[start of Given data]

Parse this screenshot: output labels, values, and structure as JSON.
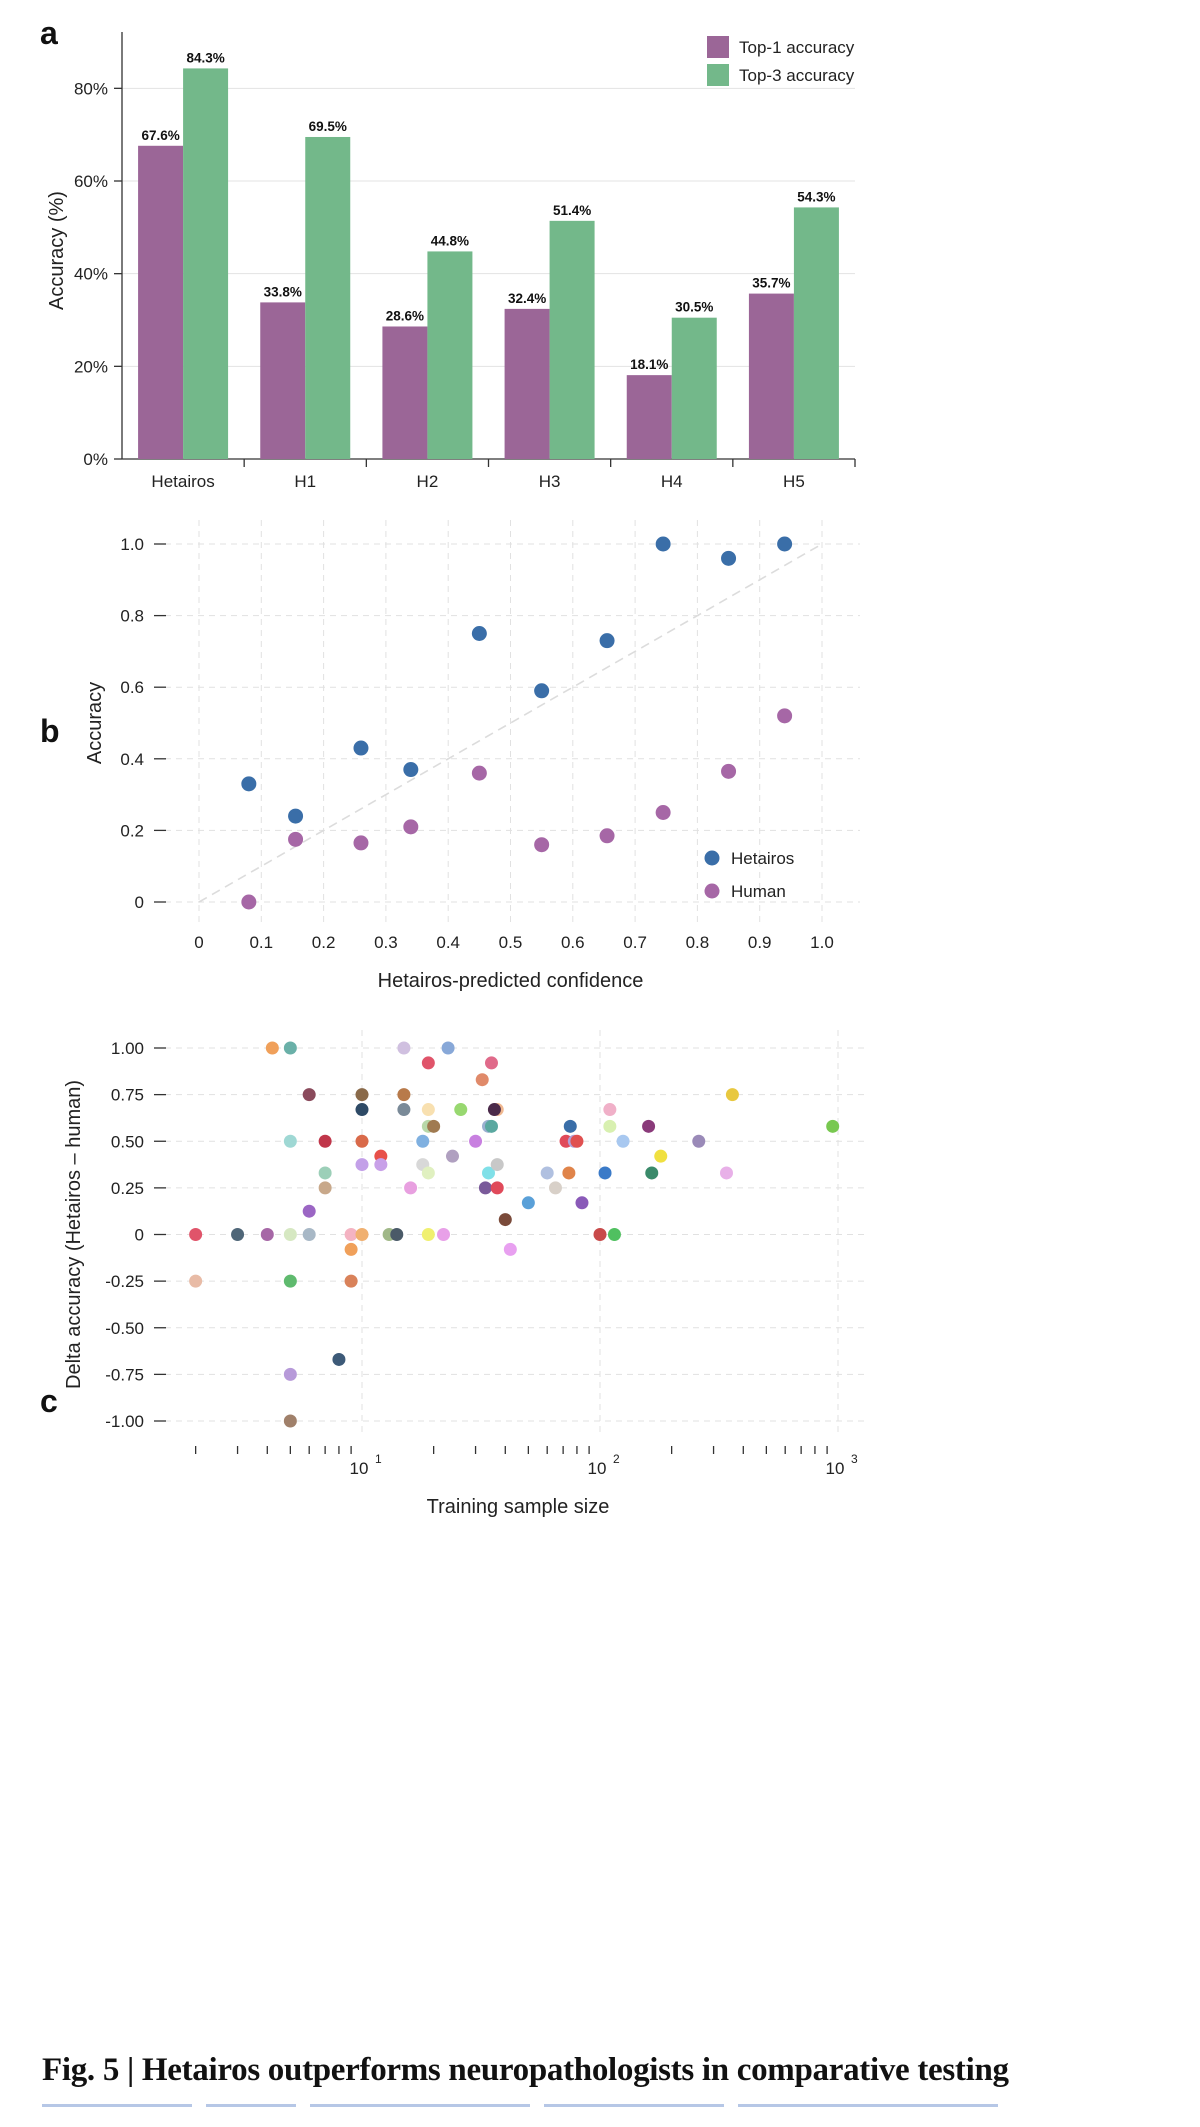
{
  "chart_data": [
    {
      "panel": "a",
      "type": "bar",
      "categories": [
        "Hetairos",
        "H1",
        "H2",
        "H3",
        "H4",
        "H5"
      ],
      "series": [
        {
          "name": "Top-1 accuracy",
          "values": [
            67.6,
            33.8,
            28.6,
            32.4,
            18.1,
            35.7
          ],
          "labels": [
            "67.6%",
            "33.8%",
            "28.6%",
            "32.4%",
            "18.1%",
            "35.7%"
          ],
          "color": "#9b6697"
        },
        {
          "name": "Top-3 accuracy",
          "values": [
            84.3,
            69.5,
            44.8,
            51.4,
            30.5,
            54.3
          ],
          "labels": [
            "84.3%",
            "69.5%",
            "44.8%",
            "51.4%",
            "30.5%",
            "54.3%"
          ],
          "color": "#73b88a"
        }
      ],
      "ylabel": "Accuracy (%)",
      "ylim": [
        0,
        90
      ],
      "yticks": [
        0,
        20,
        40,
        60,
        80
      ],
      "ytick_labels": [
        "0%",
        "20%",
        "40%",
        "60%",
        "80%"
      ],
      "grid": "horizontal",
      "legend": "top-right"
    },
    {
      "panel": "b",
      "type": "scatter",
      "xlabel": "Hetairos-predicted confidence",
      "ylabel": "Accuracy",
      "xlim": [
        0,
        1.0
      ],
      "ylim": [
        0,
        1.0
      ],
      "xticks": [
        0,
        0.1,
        0.2,
        0.3,
        0.4,
        0.5,
        0.6,
        0.7,
        0.8,
        0.9,
        1.0
      ],
      "xtick_labels": [
        "0",
        "0.1",
        "0.2",
        "0.3",
        "0.4",
        "0.5",
        "0.6",
        "0.7",
        "0.8",
        "0.9",
        "1.0"
      ],
      "yticks": [
        0,
        0.2,
        0.4,
        0.6,
        0.8,
        1.0
      ],
      "ytick_labels": [
        "0",
        "0.2",
        "0.4",
        "0.6",
        "0.8",
        "1.0"
      ],
      "grid": "both-dashed",
      "diagonal": "dashed",
      "legend": "bottom-right",
      "series": [
        {
          "name": "Hetairos",
          "color": "#3a6ea8",
          "points": [
            [
              0.08,
              0.33
            ],
            [
              0.155,
              0.24
            ],
            [
              0.26,
              0.43
            ],
            [
              0.34,
              0.37
            ],
            [
              0.45,
              0.75
            ],
            [
              0.55,
              0.59
            ],
            [
              0.655,
              0.73
            ],
            [
              0.745,
              1.0
            ],
            [
              0.85,
              0.96
            ],
            [
              0.94,
              1.0
            ]
          ]
        },
        {
          "name": "Human",
          "color": "#a667a6",
          "points": [
            [
              0.08,
              0.0
            ],
            [
              0.155,
              0.175
            ],
            [
              0.26,
              0.165
            ],
            [
              0.34,
              0.21
            ],
            [
              0.45,
              0.36
            ],
            [
              0.55,
              0.16
            ],
            [
              0.655,
              0.185
            ],
            [
              0.745,
              0.25
            ],
            [
              0.85,
              0.365
            ],
            [
              0.94,
              0.52
            ]
          ]
        }
      ]
    },
    {
      "panel": "c",
      "type": "scatter",
      "xscale": "log",
      "xlabel": "Training sample size",
      "ylabel": "Delta accuracy (Hetairos – human)",
      "xlim": [
        1.6,
        1100
      ],
      "ylim": [
        -1.05,
        1.05
      ],
      "xticks": [
        10,
        100,
        1000
      ],
      "xtick_labels": [
        "10",
        "10",
        "10"
      ],
      "xtick_exponents": [
        "1",
        "2",
        "3"
      ],
      "yticks": [
        -1.0,
        -0.75,
        -0.5,
        -0.25,
        0,
        0.25,
        0.5,
        0.75,
        1.0
      ],
      "ytick_labels": [
        "-1.00",
        "-0.75",
        "-0.50",
        "-0.25",
        "0",
        "0.25",
        "0.50",
        "0.75",
        "1.00"
      ],
      "grid": "both-dashed",
      "points": [
        [
          2,
          0,
          "#e0546a"
        ],
        [
          2,
          -0.25,
          "#e8bba6"
        ],
        [
          3,
          0,
          "#4f6678"
        ],
        [
          4,
          0,
          "#a667a6"
        ],
        [
          4.2,
          1.0,
          "#f0a05a"
        ],
        [
          5,
          1.0,
          "#6ab0a8"
        ],
        [
          5,
          0.5,
          "#9fd8d4"
        ],
        [
          5,
          0,
          "#d6e8c2"
        ],
        [
          5,
          -0.25,
          "#5fba6e"
        ],
        [
          5,
          -0.75,
          "#b79ad9"
        ],
        [
          5,
          -1.0,
          "#a0806a"
        ],
        [
          6,
          0.75,
          "#8a4a5c"
        ],
        [
          6,
          0.125,
          "#9b66c4"
        ],
        [
          6,
          0,
          "#a8b8c6"
        ],
        [
          7,
          0.5,
          "#c0364a"
        ],
        [
          7,
          0.33,
          "#9ccfb8"
        ],
        [
          7,
          0.25,
          "#c8a88a"
        ],
        [
          8,
          -0.67,
          "#3d5a78"
        ],
        [
          9,
          0,
          "#f4b3c2"
        ],
        [
          9,
          -0.08,
          "#f0a05a"
        ],
        [
          9,
          -0.25,
          "#d9825a"
        ],
        [
          10,
          0.75,
          "#8a6a4a"
        ],
        [
          10,
          0.67,
          "#2e4a66"
        ],
        [
          10,
          0.5,
          "#d96a4a"
        ],
        [
          10,
          0.375,
          "#c3a0e8"
        ],
        [
          10,
          0,
          "#f0b070"
        ],
        [
          12,
          0.42,
          "#e8504a"
        ],
        [
          12,
          0.375,
          "#c8a0e8"
        ],
        [
          13,
          0,
          "#a0b888"
        ],
        [
          14,
          0,
          "#4a5a68"
        ],
        [
          15,
          1.0,
          "#d0c0e0"
        ],
        [
          15,
          0.75,
          "#b87a4a"
        ],
        [
          15,
          0.67,
          "#7a8a98"
        ],
        [
          16,
          0.25,
          "#e8a0e0"
        ],
        [
          18,
          0.5,
          "#7fb0e0"
        ],
        [
          18,
          0.375,
          "#d8d8d8"
        ],
        [
          19,
          0.92,
          "#e0546a"
        ],
        [
          19,
          0.67,
          "#f8e0b0"
        ],
        [
          19,
          0.58,
          "#b8d8a8"
        ],
        [
          19,
          0.33,
          "#e0f0c0"
        ],
        [
          19,
          0,
          "#f0f070"
        ],
        [
          20,
          0.58,
          "#a07a50"
        ],
        [
          22,
          0,
          "#e8a0e8"
        ],
        [
          23,
          1.0,
          "#88a8d8"
        ],
        [
          24,
          0.42,
          "#b0a0c0"
        ],
        [
          26,
          0.67,
          "#98d870"
        ],
        [
          30,
          0.5,
          "#c880e0"
        ],
        [
          32,
          0.83,
          "#e08a6a"
        ],
        [
          33,
          0.25,
          "#7a5a9a"
        ],
        [
          34,
          0.58,
          "#9ab0d0"
        ],
        [
          34,
          0.33,
          "#80e0e8"
        ],
        [
          35,
          0.92,
          "#e06a8a"
        ],
        [
          35,
          0.58,
          "#5aa8a0"
        ],
        [
          37,
          0.67,
          "#f0b890"
        ],
        [
          37,
          0.375,
          "#c8c8c8"
        ],
        [
          37,
          0.25,
          "#e04a5a"
        ],
        [
          36,
          0.67,
          "#4a2a4a"
        ],
        [
          40,
          0.08,
          "#7a4a3a"
        ],
        [
          42,
          -0.08,
          "#e8a0f0"
        ],
        [
          50,
          0.17,
          "#5aa0d8"
        ],
        [
          60,
          0.33,
          "#b0c0e0"
        ],
        [
          65,
          0.25,
          "#d8d0c8"
        ],
        [
          72,
          0.5,
          "#e04a5a"
        ],
        [
          75,
          0.58,
          "#3a6ea8"
        ],
        [
          74,
          0.33,
          "#e0844a"
        ],
        [
          78,
          0.5,
          "#b0a0d8"
        ],
        [
          80,
          0.5,
          "#e05050"
        ],
        [
          84,
          0.17,
          "#8a5ab8"
        ],
        [
          100,
          0,
          "#c84a4a"
        ],
        [
          105,
          0.33,
          "#3a7ac8"
        ],
        [
          110,
          0.67,
          "#f0b0c8"
        ],
        [
          110,
          0.58,
          "#d8f0b0"
        ],
        [
          115,
          0,
          "#50c060"
        ],
        [
          125,
          0.5,
          "#a8c8f0"
        ],
        [
          160,
          0.58,
          "#8a3a7a"
        ],
        [
          165,
          0.33,
          "#3a8a6a"
        ],
        [
          180,
          0.42,
          "#f0e040"
        ],
        [
          260,
          0.5,
          "#9a8ab8"
        ],
        [
          340,
          0.33,
          "#e8b0e8"
        ],
        [
          360,
          0.75,
          "#e8c840"
        ],
        [
          950,
          0.58,
          "#78c850"
        ]
      ]
    }
  ],
  "panels": {
    "a": "a",
    "b": "b",
    "c": "c"
  },
  "caption": "Fig. 5 | Hetairos outperforms neuropathologists in comparative testing"
}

[end of Given data]

_Your instructions_.
Pull every line containing "right" out of the records.

_Answer to the problem_.
      "legend": "top-right"
      "legend": "bottom-right",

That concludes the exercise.